EXERCISE PROMPT: Retype the records that come next, word for word.

DATA ROWS:
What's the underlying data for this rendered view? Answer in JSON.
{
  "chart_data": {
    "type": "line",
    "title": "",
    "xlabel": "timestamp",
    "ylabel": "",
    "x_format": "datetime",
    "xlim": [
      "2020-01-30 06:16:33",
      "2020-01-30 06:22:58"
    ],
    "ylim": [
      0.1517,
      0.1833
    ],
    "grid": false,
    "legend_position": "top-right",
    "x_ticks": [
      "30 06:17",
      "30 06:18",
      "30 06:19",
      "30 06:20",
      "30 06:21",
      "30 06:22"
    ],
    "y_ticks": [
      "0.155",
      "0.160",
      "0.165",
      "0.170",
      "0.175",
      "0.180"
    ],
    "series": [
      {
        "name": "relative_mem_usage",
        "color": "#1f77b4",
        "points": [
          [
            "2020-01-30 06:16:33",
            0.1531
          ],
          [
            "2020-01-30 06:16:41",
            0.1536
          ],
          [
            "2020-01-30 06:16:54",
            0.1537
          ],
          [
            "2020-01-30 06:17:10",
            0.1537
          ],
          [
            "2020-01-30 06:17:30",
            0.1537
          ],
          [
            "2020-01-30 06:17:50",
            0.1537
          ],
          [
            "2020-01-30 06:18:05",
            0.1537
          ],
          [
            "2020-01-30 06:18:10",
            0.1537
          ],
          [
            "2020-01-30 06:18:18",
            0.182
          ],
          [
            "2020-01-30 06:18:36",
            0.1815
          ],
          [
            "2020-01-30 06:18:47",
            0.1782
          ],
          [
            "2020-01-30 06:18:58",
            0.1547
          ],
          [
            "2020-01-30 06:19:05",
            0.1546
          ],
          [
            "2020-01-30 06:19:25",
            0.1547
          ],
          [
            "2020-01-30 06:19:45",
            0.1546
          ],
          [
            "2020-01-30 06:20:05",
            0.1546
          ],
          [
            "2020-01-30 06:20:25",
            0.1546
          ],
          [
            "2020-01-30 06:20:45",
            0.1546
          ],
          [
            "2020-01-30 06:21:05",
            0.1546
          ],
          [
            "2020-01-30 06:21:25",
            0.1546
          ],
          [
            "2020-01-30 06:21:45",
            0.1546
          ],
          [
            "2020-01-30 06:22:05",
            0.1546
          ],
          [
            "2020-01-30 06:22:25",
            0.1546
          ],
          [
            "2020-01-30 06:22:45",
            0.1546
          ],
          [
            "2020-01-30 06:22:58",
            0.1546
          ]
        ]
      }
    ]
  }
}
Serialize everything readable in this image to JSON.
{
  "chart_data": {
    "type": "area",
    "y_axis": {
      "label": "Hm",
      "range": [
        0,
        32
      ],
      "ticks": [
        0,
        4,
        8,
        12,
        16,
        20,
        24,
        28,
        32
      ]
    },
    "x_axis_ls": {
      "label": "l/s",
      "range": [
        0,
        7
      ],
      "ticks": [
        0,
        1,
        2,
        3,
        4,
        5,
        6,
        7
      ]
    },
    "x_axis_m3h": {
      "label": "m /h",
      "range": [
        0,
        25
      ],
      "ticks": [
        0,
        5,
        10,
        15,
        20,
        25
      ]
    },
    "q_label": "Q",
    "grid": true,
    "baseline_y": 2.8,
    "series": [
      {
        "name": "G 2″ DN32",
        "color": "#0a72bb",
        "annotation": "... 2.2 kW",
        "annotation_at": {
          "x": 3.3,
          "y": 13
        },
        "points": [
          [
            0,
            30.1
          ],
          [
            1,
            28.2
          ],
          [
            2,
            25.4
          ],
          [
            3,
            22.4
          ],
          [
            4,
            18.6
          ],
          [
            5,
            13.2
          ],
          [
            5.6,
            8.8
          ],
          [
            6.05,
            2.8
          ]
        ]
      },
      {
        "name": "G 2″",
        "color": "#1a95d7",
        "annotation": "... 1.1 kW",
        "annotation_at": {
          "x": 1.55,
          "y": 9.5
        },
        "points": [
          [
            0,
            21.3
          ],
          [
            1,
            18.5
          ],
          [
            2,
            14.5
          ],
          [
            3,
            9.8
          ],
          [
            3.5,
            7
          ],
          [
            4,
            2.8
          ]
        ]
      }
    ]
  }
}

EXERCISE OUTPUT:
What's the underlying data for this rendered view? Answer in JSON.
{
  "chart_data": {
    "type": "line",
    "title": "",
    "xlabel": "timestamp",
    "ylabel": "",
    "x_format": "datetime",
    "xlim": [
      "2020-01-30 06:16:33",
      "2020-01-30 06:22:58"
    ],
    "ylim": [
      0.1517,
      0.1833
    ],
    "grid": false,
    "legend_position": "top-right",
    "x_ticks": [
      "30 06:17",
      "30 06:18",
      "30 06:19",
      "30 06:20",
      "30 06:21",
      "30 06:22"
    ],
    "y_ticks": [
      "0.155",
      "0.160",
      "0.165",
      "0.170",
      "0.175",
      "0.180"
    ],
    "series": [
      {
        "name": "relative_mem_usage",
        "color": "#1f77b4",
        "points": [
          [
            "2020-01-30 06:16:33",
            0.1531
          ],
          [
            "2020-01-30 06:16:41",
            0.1536
          ],
          [
            "2020-01-30 06:16:54",
            0.1537
          ],
          [
            "2020-01-30 06:17:10",
            0.1537
          ],
          [
            "2020-01-30 06:17:30",
            0.1537
          ],
          [
            "2020-01-30 06:17:50",
            0.1537
          ],
          [
            "2020-01-30 06:18:05",
            0.1537
          ],
          [
            "2020-01-30 06:18:10",
            0.1537
          ],
          [
            "2020-01-30 06:18:18",
            0.182
          ],
          [
            "2020-01-30 06:18:36",
            0.1815
          ],
          [
            "2020-01-30 06:18:47",
            0.1782
          ],
          [
            "2020-01-30 06:18:58",
            0.1547
          ],
          [
            "2020-01-30 06:19:05",
            0.1546
          ],
          [
            "2020-01-30 06:19:25",
            0.1547
          ],
          [
            "2020-01-30 06:19:45",
            0.1546
          ],
          [
            "2020-01-30 06:20:05",
            0.1546
          ],
          [
            "2020-01-30 06:20:25",
            0.1546
          ],
          [
            "2020-01-30 06:20:45",
            0.1546
          ],
          [
            "2020-01-30 06:21:05",
            0.1546
          ],
          [
            "2020-01-30 06:21:25",
            0.1546
          ],
          [
            "2020-01-30 06:21:45",
            0.1546
          ],
          [
            "2020-01-30 06:22:05",
            0.1546
          ],
          [
            "2020-01-30 06:22:25",
            0.1546
          ],
          [
            "2020-01-30 06:22:45",
            0.1546
          ],
          [
            "2020-01-30 06:22:58",
            0.1546
          ]
        ]
      }
    ]
  }
}
Serialize everything readable in this image to JSON.
{
  "chart_data": {
    "type": "area",
    "y_axis": {
      "label": "Hm",
      "range": [
        0,
        32
      ],
      "ticks": [
        0,
        4,
        8,
        12,
        16,
        20,
        24,
        28,
        32
      ]
    },
    "x_axis_ls": {
      "label": "l/s",
      "range": [
        0,
        7
      ],
      "ticks": [
        0,
        1,
        2,
        3,
        4,
        5,
        6,
        7
      ]
    },
    "x_axis_m3h": {
      "label": "m /h",
      "range": [
        0,
        25
      ],
      "ticks": [
        0,
        5,
        10,
        15,
        20,
        25
      ]
    },
    "q_label": "Q",
    "grid": true,
    "baseline_y": 2.8,
    "series": [
      {
        "name": "G 2″ DN32",
        "color": "#0a72bb",
        "annotation": "... 2.2 kW",
        "annotation_at": {
          "x": 3.3,
          "y": 13
        },
        "points": [
          [
            0,
            30.1
          ],
          [
            1,
            28.2
          ],
          [
            2,
            25.4
          ],
          [
            3,
            22.4
          ],
          [
            4,
            18.6
          ],
          [
            5,
            13.2
          ],
          [
            5.6,
            8.8
          ],
          [
            6.05,
            2.8
          ]
        ]
      },
      {
        "name": "G 2″",
        "color": "#1a95d7",
        "annotation": "... 1.1 kW",
        "annotation_at": {
          "x": 1.55,
          "y": 9.5
        },
        "points": [
          [
            0,
            21.3
          ],
          [
            1,
            18.5
          ],
          [
            2,
            14.5
          ],
          [
            3,
            9.8
          ],
          [
            3.5,
            7
          ],
          [
            4,
            2.8
          ]
        ]
      }
    ]
  }
}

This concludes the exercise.